**Instructions to follow**
Please pull out every line that includes the string "document".
::: Rows
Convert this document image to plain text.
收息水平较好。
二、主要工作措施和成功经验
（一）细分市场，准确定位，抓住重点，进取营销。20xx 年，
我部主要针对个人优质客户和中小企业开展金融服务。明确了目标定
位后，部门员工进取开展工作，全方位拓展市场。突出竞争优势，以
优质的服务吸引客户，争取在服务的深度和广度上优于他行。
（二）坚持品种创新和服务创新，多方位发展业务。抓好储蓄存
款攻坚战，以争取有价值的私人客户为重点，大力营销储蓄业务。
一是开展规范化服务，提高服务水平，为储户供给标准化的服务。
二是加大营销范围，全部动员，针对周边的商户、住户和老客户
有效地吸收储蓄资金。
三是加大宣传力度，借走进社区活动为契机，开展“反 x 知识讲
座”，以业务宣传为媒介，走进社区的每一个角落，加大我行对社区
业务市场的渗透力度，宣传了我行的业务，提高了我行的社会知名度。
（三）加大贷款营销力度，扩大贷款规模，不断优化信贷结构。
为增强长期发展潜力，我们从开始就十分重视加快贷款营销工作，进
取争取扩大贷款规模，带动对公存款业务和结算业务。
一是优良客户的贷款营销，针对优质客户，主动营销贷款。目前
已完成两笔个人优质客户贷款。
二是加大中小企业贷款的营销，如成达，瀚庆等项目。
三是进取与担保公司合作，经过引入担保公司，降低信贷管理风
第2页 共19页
::::::
::: Rows
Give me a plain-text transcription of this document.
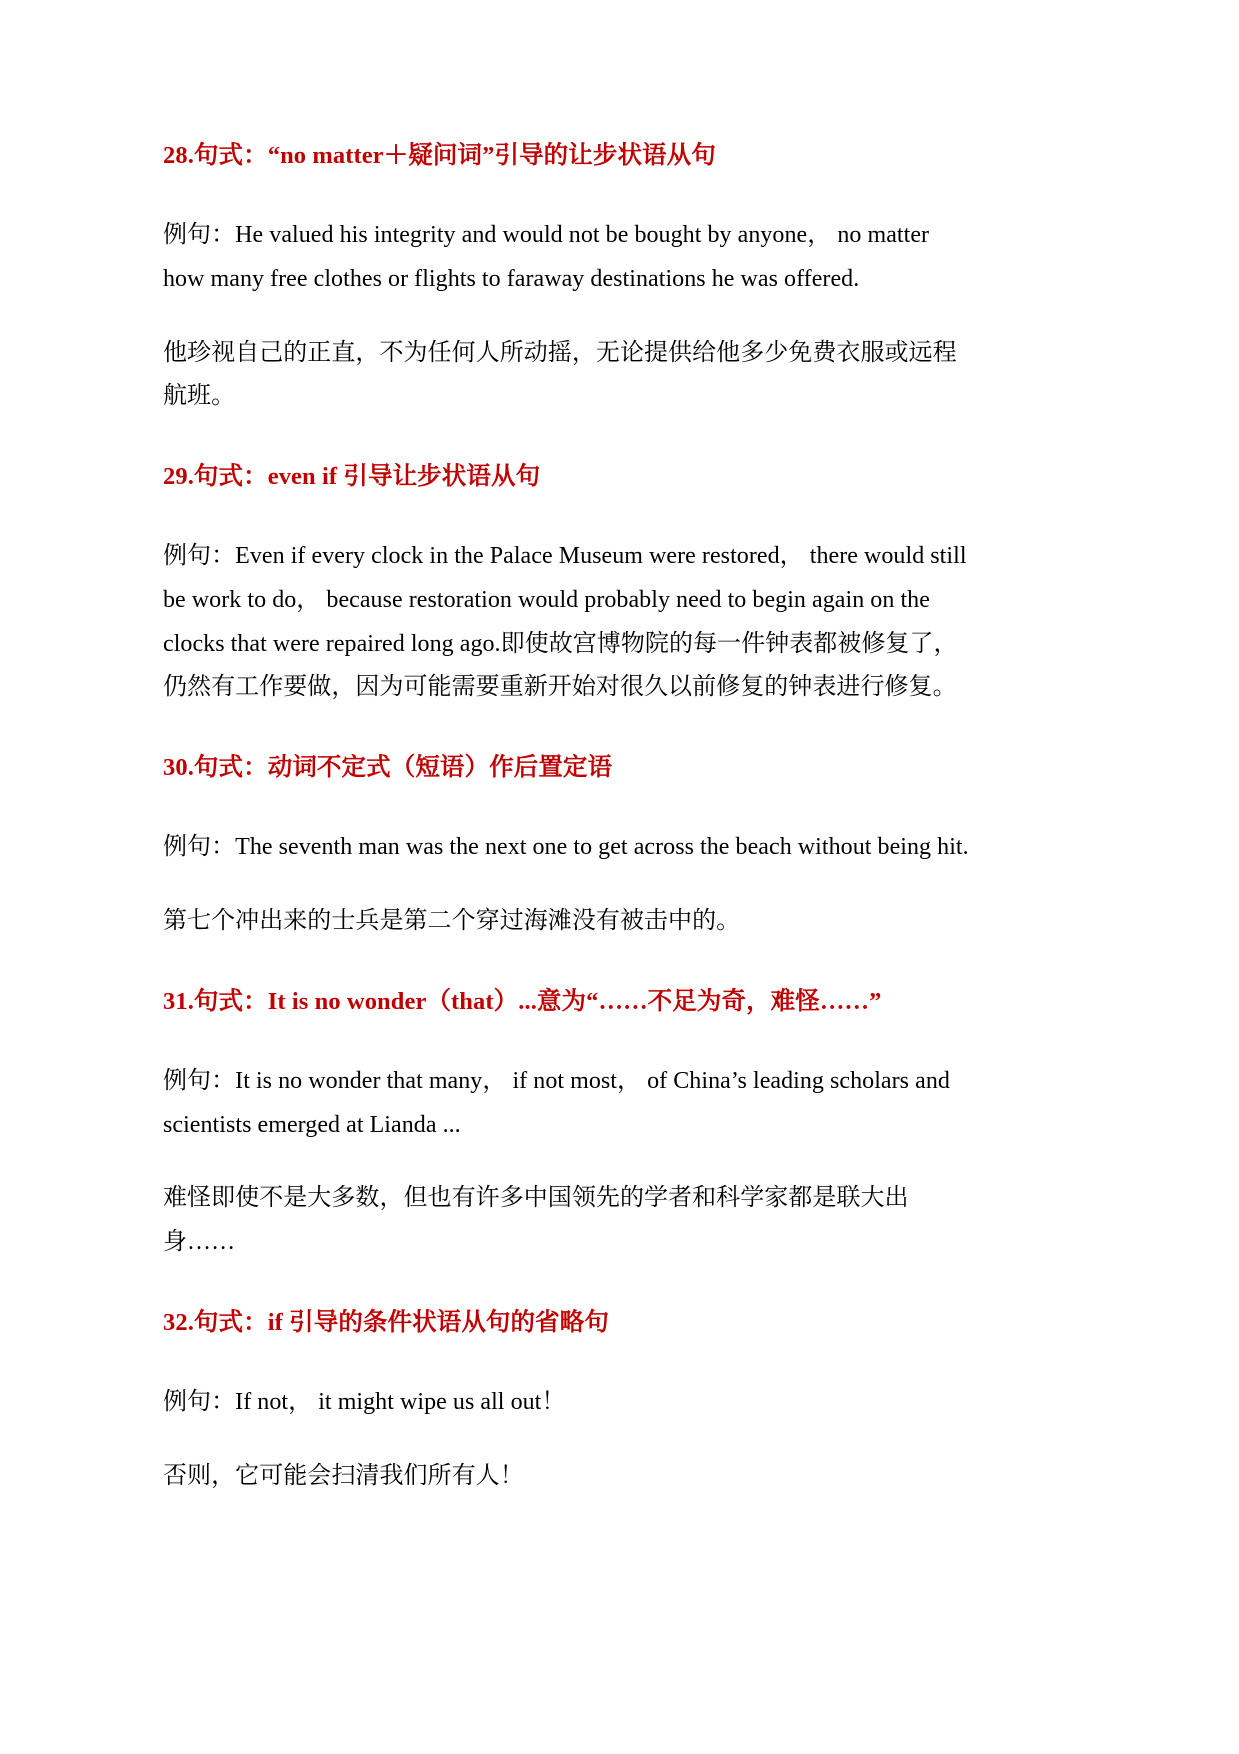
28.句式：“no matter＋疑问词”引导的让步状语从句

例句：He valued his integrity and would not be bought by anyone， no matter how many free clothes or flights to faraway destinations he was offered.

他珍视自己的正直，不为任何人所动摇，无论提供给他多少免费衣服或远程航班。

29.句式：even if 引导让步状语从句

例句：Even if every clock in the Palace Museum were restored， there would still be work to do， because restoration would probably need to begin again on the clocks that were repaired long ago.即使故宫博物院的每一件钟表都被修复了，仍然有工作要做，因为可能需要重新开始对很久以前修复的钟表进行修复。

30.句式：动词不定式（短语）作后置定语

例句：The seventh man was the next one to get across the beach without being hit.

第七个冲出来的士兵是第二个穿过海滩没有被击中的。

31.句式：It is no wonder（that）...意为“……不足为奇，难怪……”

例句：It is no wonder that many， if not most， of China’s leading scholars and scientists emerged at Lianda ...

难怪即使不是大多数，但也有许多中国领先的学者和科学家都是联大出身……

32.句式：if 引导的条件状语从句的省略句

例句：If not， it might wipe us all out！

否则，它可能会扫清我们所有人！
::::::
**Solution to the problem**
Convert this document image to plain text.
Give me a plain-text transcription of this document.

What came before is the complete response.